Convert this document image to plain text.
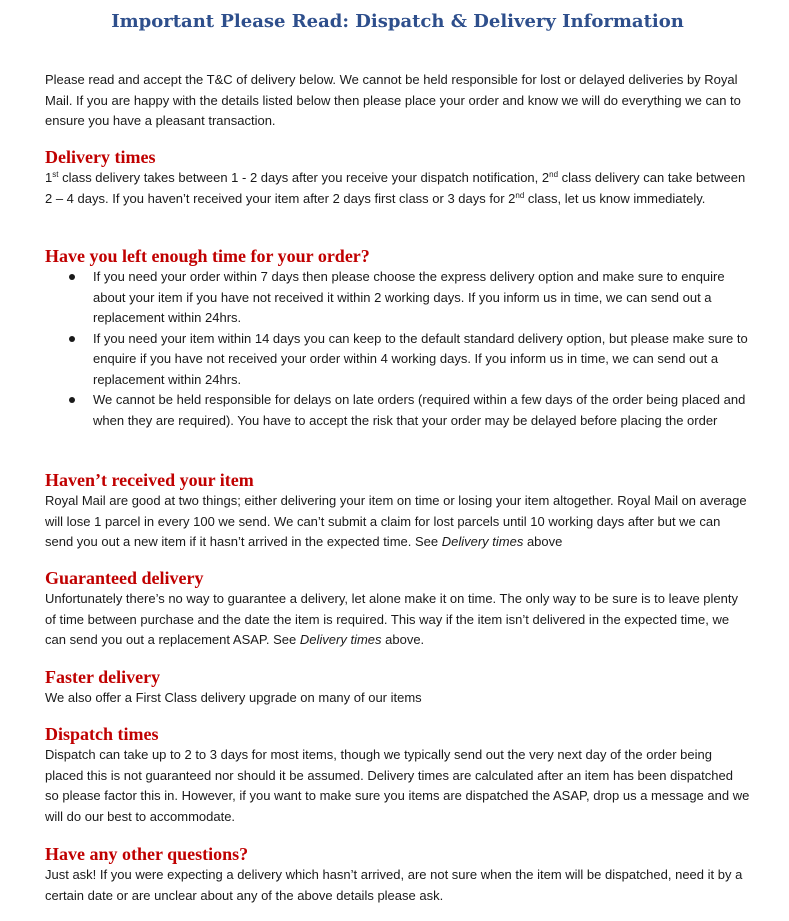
Important Please Read: Dispatch & Delivery Information

Please read and accept the T&C of delivery below. We cannot be held responsible for lost or delayed deliveries by Royal Mail. If you are happy with the details listed below then please place your order and know we will do everything we can to ensure you have a pleasant transaction.

Delivery times

1st class delivery takes between 1 - 2 days after you receive your dispatch notification, 2nd class delivery can take between 2 – 4 days. If you haven’t received your item after 2 days first class or 3 days for 2nd class, let us know immediately.

Have you left enough time for your order?
If you need your order within 7 days then please choose the express delivery option and make sure to enquire about your item if you have not received it within 2 working days. If you inform us in time, we can send out a replacement within 24hrs.
If you need your item within 14 days you can keep to the default standard delivery option, but please make sure to enquire if you have not received your order within 4 working days. If you inform us in time, we can send out a replacement within 24hrs.
We cannot be held responsible for delays on late orders (required within a few days of the order being placed and when they are required). You have to accept the risk that your order may be delayed before placing the order
Haven’t received your item

Royal Mail are good at two things; either delivering your item on time or losing your item altogether. Royal Mail on average will lose 1 parcel in every 100 we send. We can’t submit a claim for lost parcels until 10 working days after but we can send you out a new item if it hasn’t arrived in the expected time. See Delivery times above

Guaranteed delivery

Unfortunately there’s no way to guarantee a delivery, let alone make it on time. The only way to be sure is to leave plenty of time between purchase and the date the item is required. This way if the item isn’t delivered in the expected time, we can send you out a replacement ASAP. See Delivery times above.

Faster delivery

We also offer a First Class delivery upgrade on many of our items

Dispatch times

Dispatch can take up to 2 to 3 days for most items, though we typically send out the very next day of the order being placed this is not guaranteed nor should it be assumed. Delivery times are calculated after an item has been dispatched so please factor this in. However, if you want to make sure you items are dispatched the ASAP, drop us a message and we will do our best to accommodate.

Have any other questions?

Just ask! If you were expecting a delivery which hasn’t arrived, are not sure when the item will be dispatched, need it by a certain date or are unclear about any of the above details please ask.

*Objective*: Take the listing above and print it exactly, apart from the pictures.

*Solution*:
Convert this document image to plain text.
Important Please Read: Dispatch & Delivery Information

Please read and accept the T&C of delivery below. We cannot be held responsible for lost or delayed deliveries by Royal Mail. If you are happy with the details listed below then please place your order and know we will do everything we can to ensure you have a pleasant transaction.

Delivery times

1st class delivery takes between 1 - 2 days after you receive your dispatch notification, 2nd class delivery can take between 2 – 4 days. If you haven’t received your item after 2 days first class or 3 days for 2nd class, let us know immediately.

Have you left enough time for your order?
If you need your order within 7 days then please choose the express delivery option and make sure to enquire about your item if you have not received it within 2 working days. If you inform us in time, we can send out a replacement within 24hrs.
If you need your item within 14 days you can keep to the default standard delivery option, but please make sure to enquire if you have not received your order within 4 working days. If you inform us in time, we can send out a replacement within 24hrs.
We cannot be held responsible for delays on late orders (required within a few days of the order being placed and when they are required). You have to accept the risk that your order may be delayed before placing the order
Haven’t received your item

Royal Mail are good at two things; either delivering your item on time or losing your item altogether. Royal Mail on average will lose 1 parcel in every 100 we send. We can’t submit a claim for lost parcels until 10 working days after but we can send you out a new item if it hasn’t arrived in the expected time. See Delivery times above

Guaranteed delivery

Unfortunately there’s no way to guarantee a delivery, let alone make it on time. The only way to be sure is to leave plenty of time between purchase and the date the item is required. This way if the item isn’t delivered in the expected time, we can send you out a replacement ASAP. See Delivery times above.

Faster delivery

We also offer a First Class delivery upgrade on many of our items

Dispatch times

Dispatch can take up to 2 to 3 days for most items, though we typically send out the very next day of the order being placed this is not guaranteed nor should it be assumed. Delivery times are calculated after an item has been dispatched so please factor this in. However, if you want to make sure you items are dispatched the ASAP, drop us a message and we will do our best to accommodate.

Have any other questions?

Just ask! If you were expecting a delivery which hasn’t arrived, are not sure when the item will be dispatched, need it by a certain date or are unclear about any of the above details please ask.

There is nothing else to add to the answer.